▶ **What is asked**:
Look through the data below. Collect every line where the word "tymi" occurs.

-- START --

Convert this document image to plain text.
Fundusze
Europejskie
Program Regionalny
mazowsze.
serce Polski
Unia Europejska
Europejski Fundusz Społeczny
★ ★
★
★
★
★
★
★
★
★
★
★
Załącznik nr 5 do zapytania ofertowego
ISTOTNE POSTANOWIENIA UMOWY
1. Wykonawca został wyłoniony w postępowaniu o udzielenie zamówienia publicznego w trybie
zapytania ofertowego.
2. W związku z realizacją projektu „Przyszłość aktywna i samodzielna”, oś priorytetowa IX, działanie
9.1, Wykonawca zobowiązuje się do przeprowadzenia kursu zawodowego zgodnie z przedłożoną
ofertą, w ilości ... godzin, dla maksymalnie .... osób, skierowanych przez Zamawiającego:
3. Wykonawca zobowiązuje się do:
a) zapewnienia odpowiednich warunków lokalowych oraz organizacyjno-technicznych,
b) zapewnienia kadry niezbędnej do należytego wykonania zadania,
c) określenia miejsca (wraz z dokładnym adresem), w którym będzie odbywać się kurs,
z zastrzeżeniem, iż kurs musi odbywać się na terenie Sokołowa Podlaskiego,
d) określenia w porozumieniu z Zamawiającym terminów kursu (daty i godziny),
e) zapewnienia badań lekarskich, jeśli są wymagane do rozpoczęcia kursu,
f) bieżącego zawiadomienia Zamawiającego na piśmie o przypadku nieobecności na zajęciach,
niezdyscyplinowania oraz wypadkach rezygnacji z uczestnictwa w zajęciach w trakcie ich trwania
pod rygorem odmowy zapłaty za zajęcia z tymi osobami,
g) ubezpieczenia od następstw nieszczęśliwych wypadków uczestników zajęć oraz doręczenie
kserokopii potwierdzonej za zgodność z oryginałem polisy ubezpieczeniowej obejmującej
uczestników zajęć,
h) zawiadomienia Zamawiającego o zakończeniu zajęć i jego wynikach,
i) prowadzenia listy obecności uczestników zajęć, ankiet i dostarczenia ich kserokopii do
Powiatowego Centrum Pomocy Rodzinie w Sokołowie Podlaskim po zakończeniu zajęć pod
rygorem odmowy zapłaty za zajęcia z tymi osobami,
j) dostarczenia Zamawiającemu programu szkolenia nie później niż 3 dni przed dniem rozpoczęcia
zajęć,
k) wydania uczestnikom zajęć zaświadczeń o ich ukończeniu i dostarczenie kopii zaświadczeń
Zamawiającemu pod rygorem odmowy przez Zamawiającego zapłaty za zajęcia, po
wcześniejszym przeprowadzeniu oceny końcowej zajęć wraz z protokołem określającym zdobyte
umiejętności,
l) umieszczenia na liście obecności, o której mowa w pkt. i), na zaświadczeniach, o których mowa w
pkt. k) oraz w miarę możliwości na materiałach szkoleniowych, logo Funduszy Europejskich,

-- END --

▶ **Final result**:
pod rygorem odmowy zapłaty za zajęcia z tymi osobami,
rygorem odmowy zapłaty za zajęcia z tymi osobami,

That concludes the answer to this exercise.